## START EXCERPTED DATA

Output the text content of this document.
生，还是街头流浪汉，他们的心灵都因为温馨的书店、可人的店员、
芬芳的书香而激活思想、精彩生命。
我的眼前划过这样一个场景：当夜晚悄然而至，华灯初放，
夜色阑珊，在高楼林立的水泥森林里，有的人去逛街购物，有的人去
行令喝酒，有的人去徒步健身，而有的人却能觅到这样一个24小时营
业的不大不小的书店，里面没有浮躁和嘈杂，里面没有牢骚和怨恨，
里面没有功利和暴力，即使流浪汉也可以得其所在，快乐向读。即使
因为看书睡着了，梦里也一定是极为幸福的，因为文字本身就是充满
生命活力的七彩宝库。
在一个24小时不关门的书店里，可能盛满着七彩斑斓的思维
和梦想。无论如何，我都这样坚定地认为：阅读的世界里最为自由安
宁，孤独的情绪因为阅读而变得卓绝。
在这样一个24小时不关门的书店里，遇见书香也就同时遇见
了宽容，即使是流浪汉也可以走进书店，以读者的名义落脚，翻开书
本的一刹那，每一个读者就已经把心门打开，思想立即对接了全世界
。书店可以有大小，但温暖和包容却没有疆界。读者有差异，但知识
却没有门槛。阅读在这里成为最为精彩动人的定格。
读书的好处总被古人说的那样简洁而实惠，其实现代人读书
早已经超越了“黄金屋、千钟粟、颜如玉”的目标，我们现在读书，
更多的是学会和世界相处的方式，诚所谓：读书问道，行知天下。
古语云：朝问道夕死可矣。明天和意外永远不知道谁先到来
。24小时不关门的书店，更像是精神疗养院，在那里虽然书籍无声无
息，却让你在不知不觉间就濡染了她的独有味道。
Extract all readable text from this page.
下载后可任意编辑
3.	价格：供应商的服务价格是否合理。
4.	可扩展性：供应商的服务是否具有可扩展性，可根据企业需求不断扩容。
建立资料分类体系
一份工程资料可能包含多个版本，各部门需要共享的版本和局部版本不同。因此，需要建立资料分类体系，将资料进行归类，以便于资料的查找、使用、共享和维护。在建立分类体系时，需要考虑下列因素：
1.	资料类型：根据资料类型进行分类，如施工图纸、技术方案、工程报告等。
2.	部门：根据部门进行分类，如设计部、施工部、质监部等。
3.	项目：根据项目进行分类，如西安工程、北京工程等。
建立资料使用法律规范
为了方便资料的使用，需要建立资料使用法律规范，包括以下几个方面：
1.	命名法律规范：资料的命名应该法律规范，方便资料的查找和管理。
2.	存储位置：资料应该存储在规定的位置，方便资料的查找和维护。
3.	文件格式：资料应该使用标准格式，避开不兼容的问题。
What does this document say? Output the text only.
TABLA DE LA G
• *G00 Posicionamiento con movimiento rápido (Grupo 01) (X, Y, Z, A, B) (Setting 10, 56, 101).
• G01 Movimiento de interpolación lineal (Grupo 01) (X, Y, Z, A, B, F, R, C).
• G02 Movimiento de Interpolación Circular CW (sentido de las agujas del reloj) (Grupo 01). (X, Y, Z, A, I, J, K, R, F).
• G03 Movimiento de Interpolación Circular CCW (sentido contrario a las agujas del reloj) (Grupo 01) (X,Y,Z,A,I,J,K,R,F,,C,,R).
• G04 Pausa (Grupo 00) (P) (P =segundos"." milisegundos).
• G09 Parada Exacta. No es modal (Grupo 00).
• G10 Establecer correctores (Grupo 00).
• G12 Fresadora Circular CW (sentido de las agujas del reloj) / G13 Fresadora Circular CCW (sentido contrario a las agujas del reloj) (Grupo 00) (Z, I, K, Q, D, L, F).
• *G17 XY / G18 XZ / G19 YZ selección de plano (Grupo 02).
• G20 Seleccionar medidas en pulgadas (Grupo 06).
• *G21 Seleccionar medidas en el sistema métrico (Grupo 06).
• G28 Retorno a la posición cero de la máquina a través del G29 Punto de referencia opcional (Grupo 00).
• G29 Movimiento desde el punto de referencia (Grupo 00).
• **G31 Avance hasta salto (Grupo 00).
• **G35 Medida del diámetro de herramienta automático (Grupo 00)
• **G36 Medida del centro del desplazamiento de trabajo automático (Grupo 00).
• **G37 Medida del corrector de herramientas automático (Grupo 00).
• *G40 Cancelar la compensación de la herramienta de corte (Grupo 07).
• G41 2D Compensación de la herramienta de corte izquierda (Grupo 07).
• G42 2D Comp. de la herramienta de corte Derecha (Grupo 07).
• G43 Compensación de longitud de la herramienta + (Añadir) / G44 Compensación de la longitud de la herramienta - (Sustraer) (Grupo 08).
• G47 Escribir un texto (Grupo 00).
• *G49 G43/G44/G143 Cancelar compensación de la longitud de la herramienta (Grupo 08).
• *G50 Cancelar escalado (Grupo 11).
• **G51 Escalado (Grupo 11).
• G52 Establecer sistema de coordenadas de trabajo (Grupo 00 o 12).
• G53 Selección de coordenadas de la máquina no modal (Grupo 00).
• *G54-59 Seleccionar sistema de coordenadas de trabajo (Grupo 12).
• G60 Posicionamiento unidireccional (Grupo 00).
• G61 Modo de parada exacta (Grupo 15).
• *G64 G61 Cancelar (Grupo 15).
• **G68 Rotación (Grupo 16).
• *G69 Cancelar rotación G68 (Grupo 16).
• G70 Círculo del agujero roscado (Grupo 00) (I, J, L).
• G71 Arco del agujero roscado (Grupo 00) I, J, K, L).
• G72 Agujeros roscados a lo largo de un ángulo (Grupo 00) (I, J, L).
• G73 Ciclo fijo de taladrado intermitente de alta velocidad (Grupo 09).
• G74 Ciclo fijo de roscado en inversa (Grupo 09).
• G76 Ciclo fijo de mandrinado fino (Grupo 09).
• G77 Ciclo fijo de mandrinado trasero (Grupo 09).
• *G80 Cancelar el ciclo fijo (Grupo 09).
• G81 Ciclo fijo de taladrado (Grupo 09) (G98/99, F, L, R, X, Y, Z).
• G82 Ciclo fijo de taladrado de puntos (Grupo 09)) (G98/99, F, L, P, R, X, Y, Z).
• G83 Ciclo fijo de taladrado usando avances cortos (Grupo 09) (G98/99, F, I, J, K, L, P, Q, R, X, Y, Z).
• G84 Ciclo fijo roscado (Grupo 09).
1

## END EXCERPTED DATA

Report how many lines of the listing above include the word "contrario". Say nothing but the number.

2